Short task:
Omit every image, and transcribe the remaining entries exactly as given.

Supplied records:
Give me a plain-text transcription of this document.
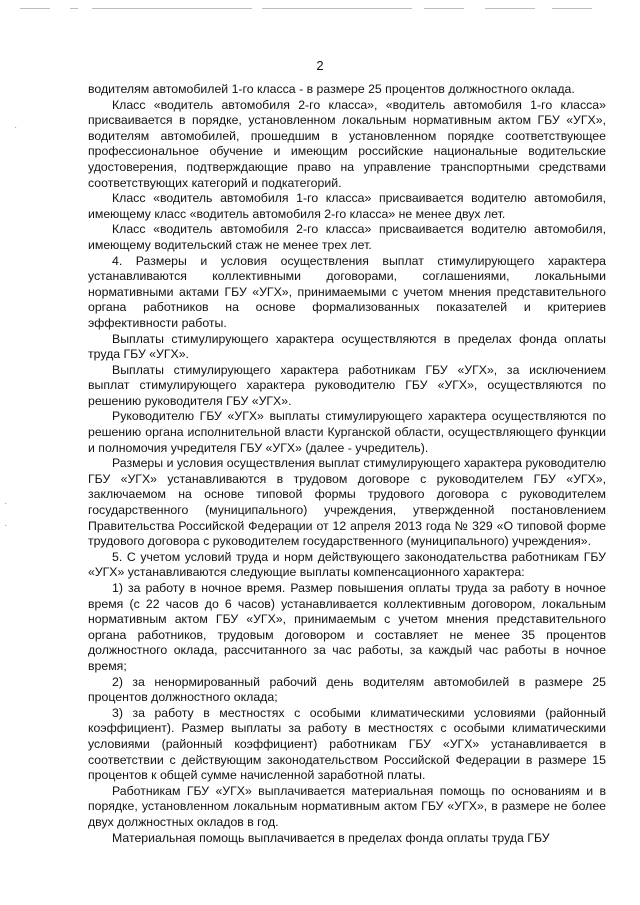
2
·
·
·

водителям автомобилей 1-го класса - в размере 25 процентов должностного оклада.

Класс «водитель автомобиля 2-го класса», «водитель автомобиля 1-го класса» присваивается в порядке, установленном локальным нормативным актом ГБУ «УГХ», водителям автомобилей, прошедшим в установленном порядке соответствующее профессиональное обучение и имеющим российские национальные водительские удостоверения, подтверждающие право на управление транспортными средствами соответствующих категорий и подкатегорий.

Класс «водитель автомобиля 1-го класса» присваивается водителю автомобиля, имеющему класс «водитель автомобиля 2-го класса» не менее двух лет.

Класс «водитель автомобиля 2-го класса» присваивается водителю автомобиля, имеющему водительский стаж не менее трех лет.

4. Размеры и условия осуществления выплат стимулирующего характера устанавливаются коллективными договорами, соглашениями, локальными нормативными актами ГБУ «УГХ», принимаемыми с учетом мнения представительного органа работников на основе формализованных показателей и критериев эффективности работы.

Выплаты стимулирующего характера осуществляются в пределах фонда оплаты труда ГБУ «УГХ».

Выплаты стимулирующего характера работникам ГБУ «УГХ», за исключением выплат стимулирующего характера руководителю ГБУ «УГХ», осуществляются по решению руководителя ГБУ «УГХ».

Руководителю ГБУ «УГХ» выплаты стимулирующего характера осуществляются по решению органа исполнительной власти Курганской области, осуществляющего функции и полномочия учредителя ГБУ «УГХ» (далее - учредитель).

Размеры и условия осуществления выплат стимулирующего характера руководителю ГБУ «УГХ» устанавливаются в трудовом договоре с руководителем ГБУ «УГХ», заключаемом на основе типовой формы трудового договора с руководителем государственного (муниципального) учреждения, утвержденной постановлением Правительства Российской Федерации от 12 апреля 2013 года № 329 «О типовой форме трудового договора с руководителем государственного (муниципального) учреждения».

5. С учетом условий труда и норм действующего законодательства работникам ГБУ «УГХ» устанавливаются следующие выплаты компенсационного характера:

1) за работу в ночное время. Размер повышения оплаты труда за работу в ночное время (с 22 часов до 6 часов) устанавливается коллективным договором, локальным нормативным актом ГБУ «УГХ», принимаемым с учетом мнения представительного органа работников, трудовым договором и составляет не менее 35 процентов должностного оклада, рассчитанного за час работы, за каждый час работы в ночное время;

2) за ненормированный рабочий день водителям автомобилей в размере 25 процентов должностного оклада;

3) за работу в местностях с особыми климатическими условиями (районный коэффициент). Размер выплаты за работу в местностях с особыми климатическими условиями (районный коэффициент) работникам ГБУ «УГХ» устанавливается в соответствии с действующим законодательством Российской Федерации в размере 15 процентов к общей сумме начисленной заработной платы.

Работникам ГБУ «УГХ» выплачивается материальная помощь по основаниям и в порядке, установленном локальным нормативным актом ГБУ «УГХ», в размере не более двух должностных окладов в год.

Материальная помощь выплачивается в пределах фонда оплаты труда ГБУ
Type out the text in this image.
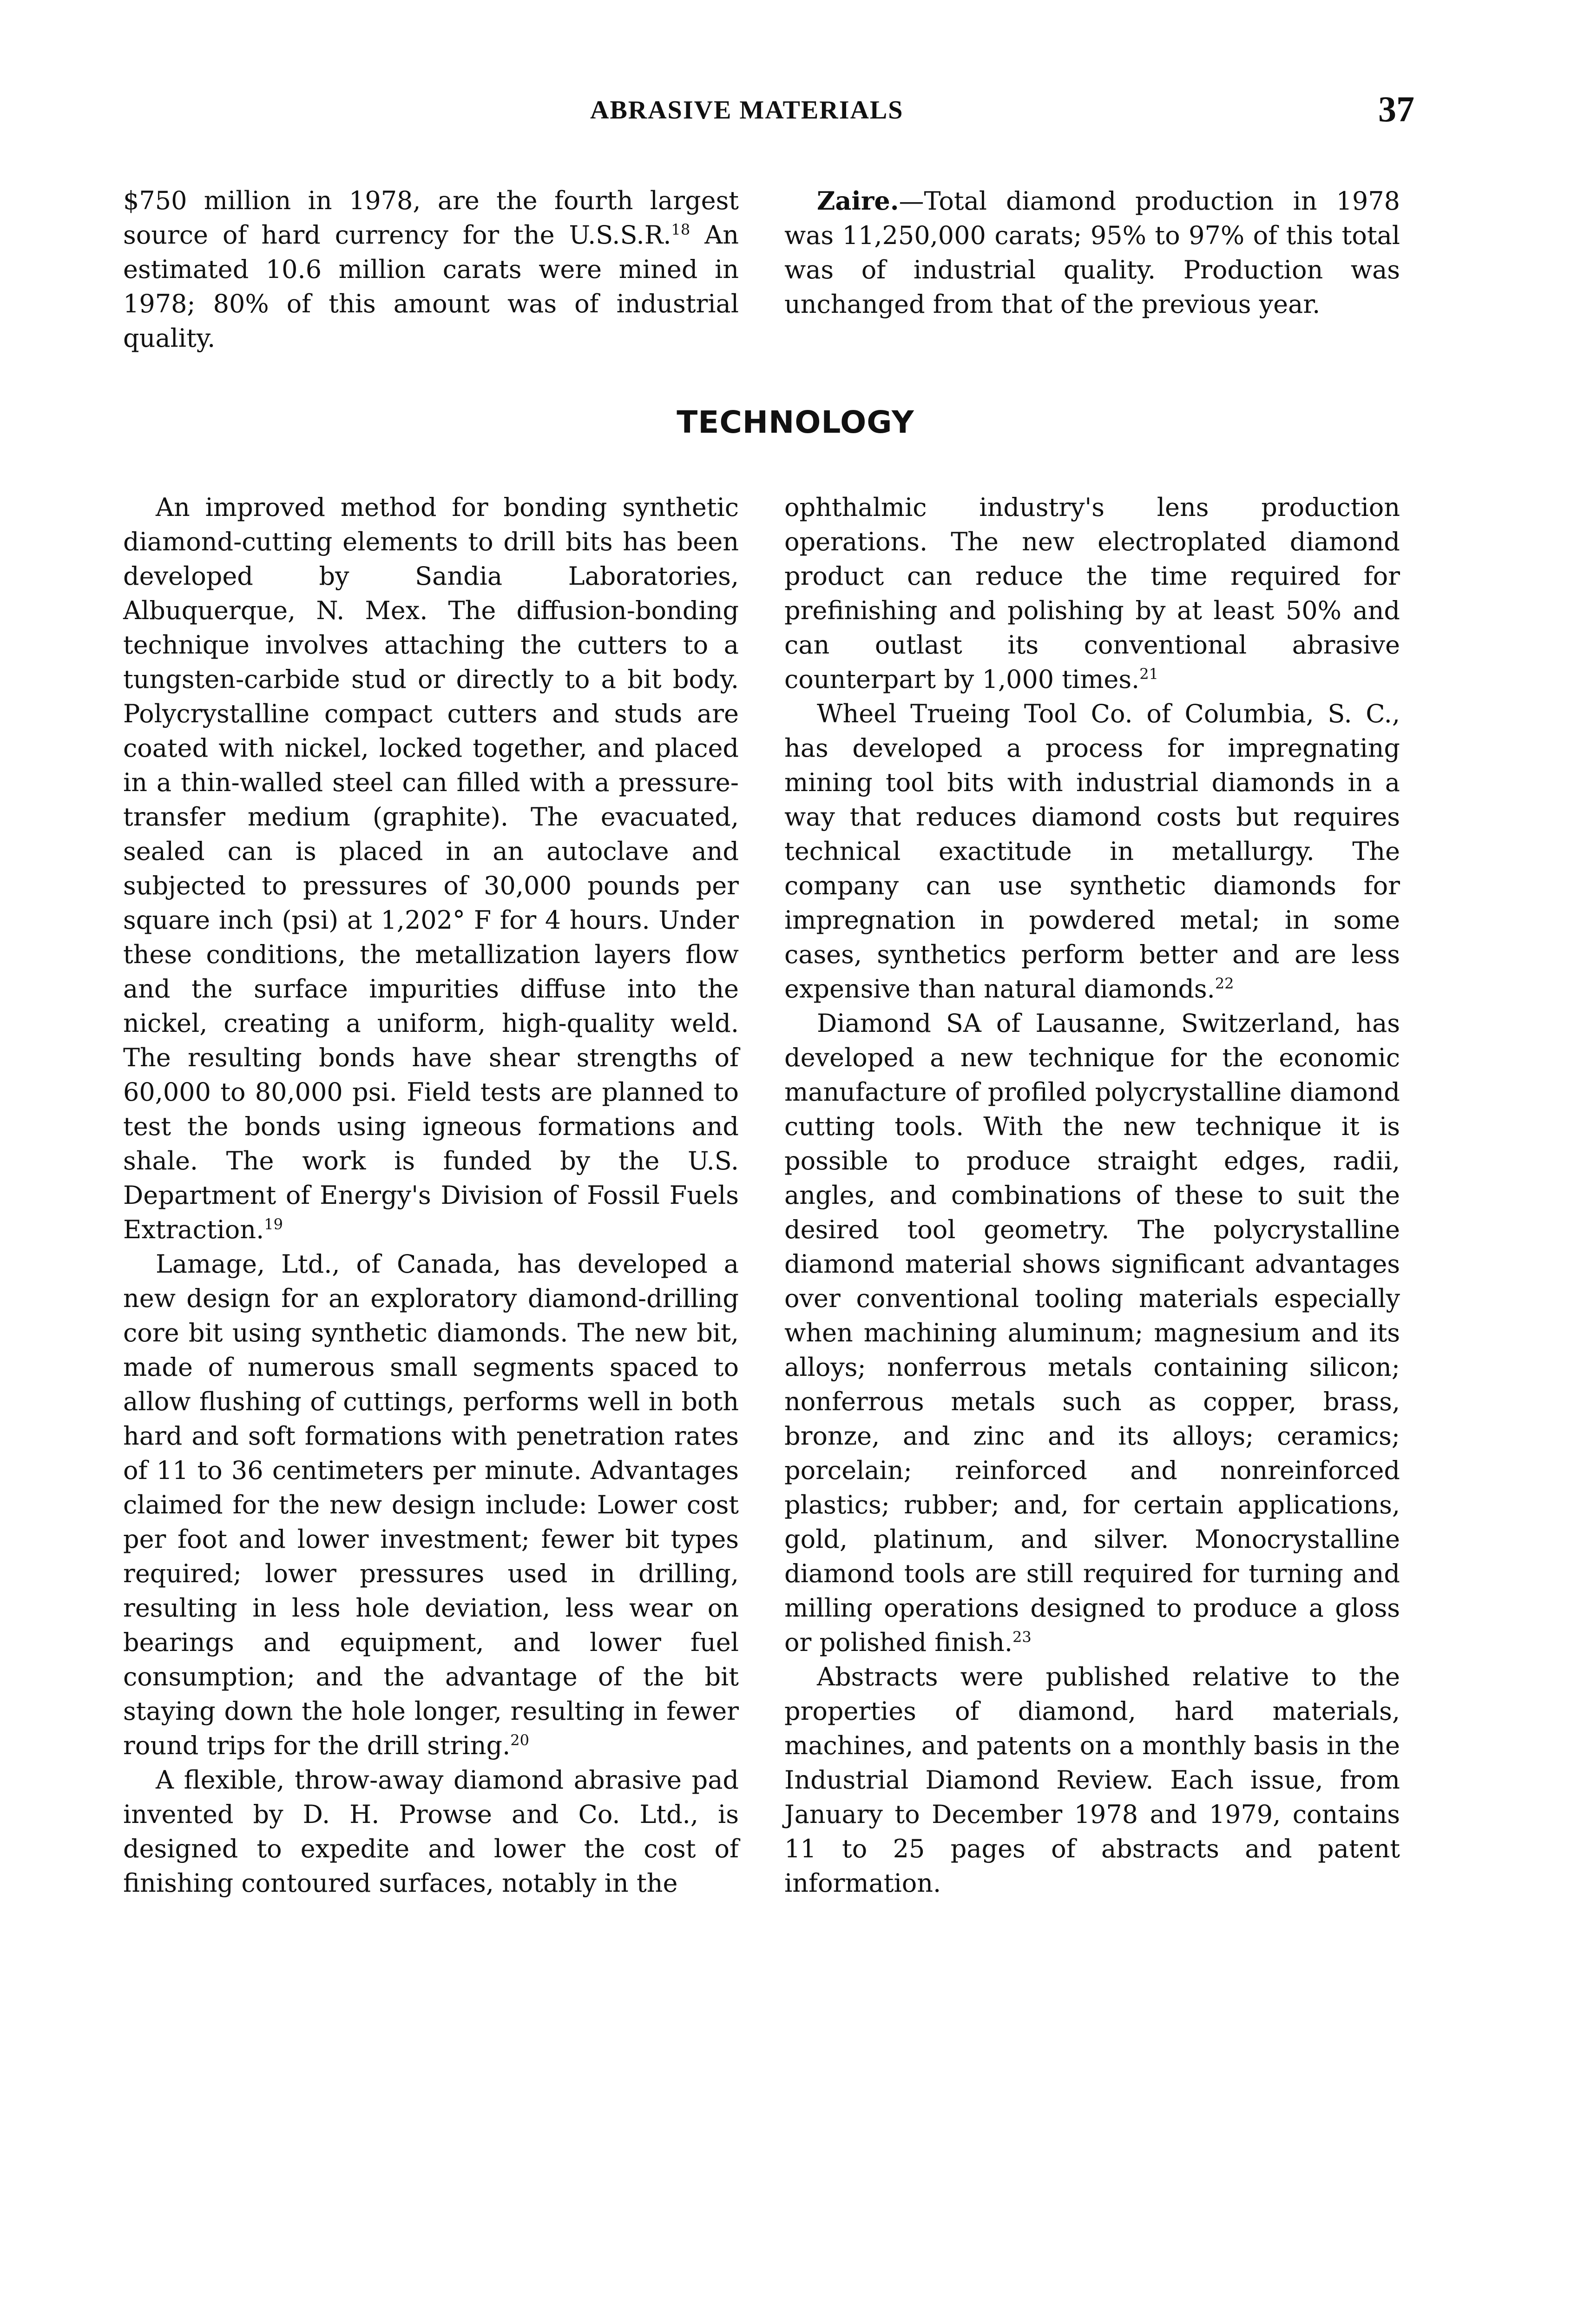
ABRASIVE MATERIALS	37

$750 million in 1978, are the fourth largest source of hard currency for the U.S.S.R.$^{18}$ An estimated 10.6 million carats were mined in 1978; 80% of this amount was of industrial quality.

Zaire.—Total diamond production in 1978 was 11,250,000 carats; 95% to 97% of this total was of industrial quality. Production was unchanged from that of the previous year.

TECHNOLOGY

An improved method for bonding synthetic diamond-cutting elements to drill bits has been developed by Sandia Laboratories, Albuquerque, N. Mex. The diffusion-bonding technique involves attaching the cutters to a tungsten-carbide stud or directly to a bit body. Polycrystalline compact cutters and studs are coated with nickel, locked together, and placed in a thin-walled steel can filled with a pressure-transfer medium (graphite). The evacuated, sealed can is placed in an autoclave and subjected to pressures of 30,000 pounds per square inch (psi) at 1,202° F for 4 hours. Under these conditions, the metallization layers flow and the surface impurities diffuse into the nickel, creating a uniform, high-quality weld. The resulting bonds have shear strengths of 60,000 to 80,000 psi. Field tests are planned to test the bonds using igneous formations and shale. The work is funded by the U.S. Department of Energy's Division of Fossil Fuels Extraction.$^{19}$

Lamage, Ltd., of Canada, has developed a new design for an exploratory diamond-drilling core bit using synthetic diamonds. The new bit, made of numerous small segments spaced to allow flushing of cuttings, performs well in both hard and soft formations with penetration rates of 11 to 36 centimeters per minute. Advantages claimed for the new design include: Lower cost per foot and lower investment; fewer bit types required; lower pressures used in drilling, resulting in less hole deviation, less wear on bearings and equipment, and lower fuel consumption; and the advantage of the bit staying down the hole longer, resulting in fewer round trips for the drill string.$^{20}$

A flexible, throw-away diamond abrasive pad invented by D. H. Prowse and Co. Ltd., is designed to expedite and lower the cost of finishing contoured surfaces, notably in the

ophthalmic industry's lens production operations. The new electroplated diamond product can reduce the time required for prefinishing and polishing by at least 50% and can outlast its conventional abrasive counterpart by 1,000 times.$^{21}$

Wheel Trueing Tool Co. of Columbia, S. C., has developed a process for impregnating mining tool bits with industrial diamonds in a way that reduces diamond costs but requires technical exactitude in metallurgy. The company can use synthetic diamonds for impregnation in powdered metal; in some cases, synthetics perform better and are less expensive than natural diamonds.$^{22}$

Diamond SA of Lausanne, Switzerland, has developed a new technique for the economic manufacture of profiled polycrystalline diamond cutting tools. With the new technique it is possible to produce straight edges, radii, angles, and combinations of these to suit the desired tool geometry. The polycrystalline diamond material shows significant advantages over conventional tooling materials especially when machining aluminum; magnesium and its alloys; nonferrous metals containing silicon; nonferrous metals such as copper, brass, bronze, and zinc and its alloys; ceramics; porcelain; reinforced and nonreinforced plastics; rubber; and, for certain applications, gold, platinum, and silver. Monocrystalline diamond tools are still required for turning and milling operations designed to produce a gloss or polished finish.$^{23}$

Abstracts were published relative to the properties of diamond, hard materials, machines, and patents on a monthly basis in the Industrial Diamond Review. Each issue, from January to December 1978 and 1979, contains 11 to 25 pages of abstracts and patent information.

Result of this exercise:
Give me a plain-text transcription of this document.
2
·
·
·

водителям автомобилей 1-го класса - в размере 25 процентов должностного оклада.

Класс «водитель автомобиля 2-го класса», «водитель автомобиля 1-го класса» присваивается в порядке, установленном локальным нормативным актом ГБУ «УГХ», водителям автомобилей, прошедшим в установленном порядке соответствующее профессиональное обучение и имеющим российские национальные водительские удостоверения, подтверждающие право на управление транспортными средствами соответствующих категорий и подкатегорий.

Класс «водитель автомобиля 1-го класса» присваивается водителю автомобиля, имеющему класс «водитель автомобиля 2-го класса» не менее двух лет.

Класс «водитель автомобиля 2-го класса» присваивается водителю автомобиля, имеющему водительский стаж не менее трех лет.

4. Размеры и условия осуществления выплат стимулирующего характера устанавливаются коллективными договорами, соглашениями, локальными нормативными актами ГБУ «УГХ», принимаемыми с учетом мнения представительного органа работников на основе формализованных показателей и критериев эффективности работы.

Выплаты стимулирующего характера осуществляются в пределах фонда оплаты труда ГБУ «УГХ».

Выплаты стимулирующего характера работникам ГБУ «УГХ», за исключением выплат стимулирующего характера руководителю ГБУ «УГХ», осуществляются по решению руководителя ГБУ «УГХ».

Руководителю ГБУ «УГХ» выплаты стимулирующего характера осуществляются по решению органа исполнительной власти Курганской области, осуществляющего функции и полномочия учредителя ГБУ «УГХ» (далее - учредитель).

Размеры и условия осуществления выплат стимулирующего характера руководителю ГБУ «УГХ» устанавливаются в трудовом договоре с руководителем ГБУ «УГХ», заключаемом на основе типовой формы трудового договора с руководителем государственного (муниципального) учреждения, утвержденной постановлением Правительства Российской Федерации от 12 апреля 2013 года № 329 «О типовой форме трудового договора с руководителем государственного (муниципального) учреждения».

5. С учетом условий труда и норм действующего законодательства работникам ГБУ «УГХ» устанавливаются следующие выплаты компенсационного характера:

1) за работу в ночное время. Размер повышения оплаты труда за работу в ночное время (с 22 часов до 6 часов) устанавливается коллективным договором, локальным нормативным актом ГБУ «УГХ», принимаемым с учетом мнения представительного органа работников, трудовым договором и составляет не менее 35 процентов должностного оклада, рассчитанного за час работы, за каждый час работы в ночное время;

2) за ненормированный рабочий день водителям автомобилей в размере 25 процентов должностного оклада;

3) за работу в местностях с особыми климатическими условиями (районный коэффициент). Размер выплаты за работу в местностях с особыми климатическими условиями (районный коэффициент) работникам ГБУ «УГХ» устанавливается в соответствии с действующим законодательством Российской Федерации в размере 15 процентов к общей сумме начисленной заработной платы.

Работникам ГБУ «УГХ» выплачивается материальная помощь по основаниям и в порядке, установленном локальным нормативным актом ГБУ «УГХ», в размере не более двух должностных окладов в год.

Материальная помощь выплачивается в пределах фонда оплаты труда ГБУ
Type out the text in this image.
ABRASIVE MATERIALS	37

$750 million in 1978, are the fourth largest source of hard currency for the U.S.S.R.$^{18}$ An estimated 10.6 million carats were mined in 1978; 80% of this amount was of industrial quality.

Zaire.—Total diamond production in 1978 was 11,250,000 carats; 95% to 97% of this total was of industrial quality. Production was unchanged from that of the previous year.

TECHNOLOGY

An improved method for bonding synthetic diamond-cutting elements to drill bits has been developed by Sandia Laboratories, Albuquerque, N. Mex. The diffusion-bonding technique involves attaching the cutters to a tungsten-carbide stud or directly to a bit body. Polycrystalline compact cutters and studs are coated with nickel, locked together, and placed in a thin-walled steel can filled with a pressure-transfer medium (graphite). The evacuated, sealed can is placed in an autoclave and subjected to pressures of 30,000 pounds per square inch (psi) at 1,202° F for 4 hours. Under these conditions, the metallization layers flow and the surface impurities diffuse into the nickel, creating a uniform, high-quality weld. The resulting bonds have shear strengths of 60,000 to 80,000 psi. Field tests are planned to test the bonds using igneous formations and shale. The work is funded by the U.S. Department of Energy's Division of Fossil Fuels Extraction.$^{19}$

Lamage, Ltd., of Canada, has developed a new design for an exploratory diamond-drilling core bit using synthetic diamonds. The new bit, made of numerous small segments spaced to allow flushing of cuttings, performs well in both hard and soft formations with penetration rates of 11 to 36 centimeters per minute. Advantages claimed for the new design include: Lower cost per foot and lower investment; fewer bit types required; lower pressures used in drilling, resulting in less hole deviation, less wear on bearings and equipment, and lower fuel consumption; and the advantage of the bit staying down the hole longer, resulting in fewer round trips for the drill string.$^{20}$

A flexible, throw-away diamond abrasive pad invented by D. H. Prowse and Co. Ltd., is designed to expedite and lower the cost of finishing contoured surfaces, notably in the

ophthalmic industry's lens production operations. The new electroplated diamond product can reduce the time required for prefinishing and polishing by at least 50% and can outlast its conventional abrasive counterpart by 1,000 times.$^{21}$

Wheel Trueing Tool Co. of Columbia, S. C., has developed a process for impregnating mining tool bits with industrial diamonds in a way that reduces diamond costs but requires technical exactitude in metallurgy. The company can use synthetic diamonds for impregnation in powdered metal; in some cases, synthetics perform better and are less expensive than natural diamonds.$^{22}$

Diamond SA of Lausanne, Switzerland, has developed a new technique for the economic manufacture of profiled polycrystalline diamond cutting tools. With the new technique it is possible to produce straight edges, radii, angles, and combinations of these to suit the desired tool geometry. The polycrystalline diamond material shows significant advantages over conventional tooling materials especially when machining aluminum; magnesium and its alloys; nonferrous metals containing silicon; nonferrous metals such as copper, brass, bronze, and zinc and its alloys; ceramics; porcelain; reinforced and nonreinforced plastics; rubber; and, for certain applications, gold, platinum, and silver. Monocrystalline diamond tools are still required for turning and milling operations designed to produce a gloss or polished finish.$^{23}$

Abstracts were published relative to the properties of diamond, hard materials, machines, and patents on a monthly basis in the Industrial Diamond Review. Each issue, from January to December 1978 and 1979, contains 11 to 25 pages of abstracts and patent information.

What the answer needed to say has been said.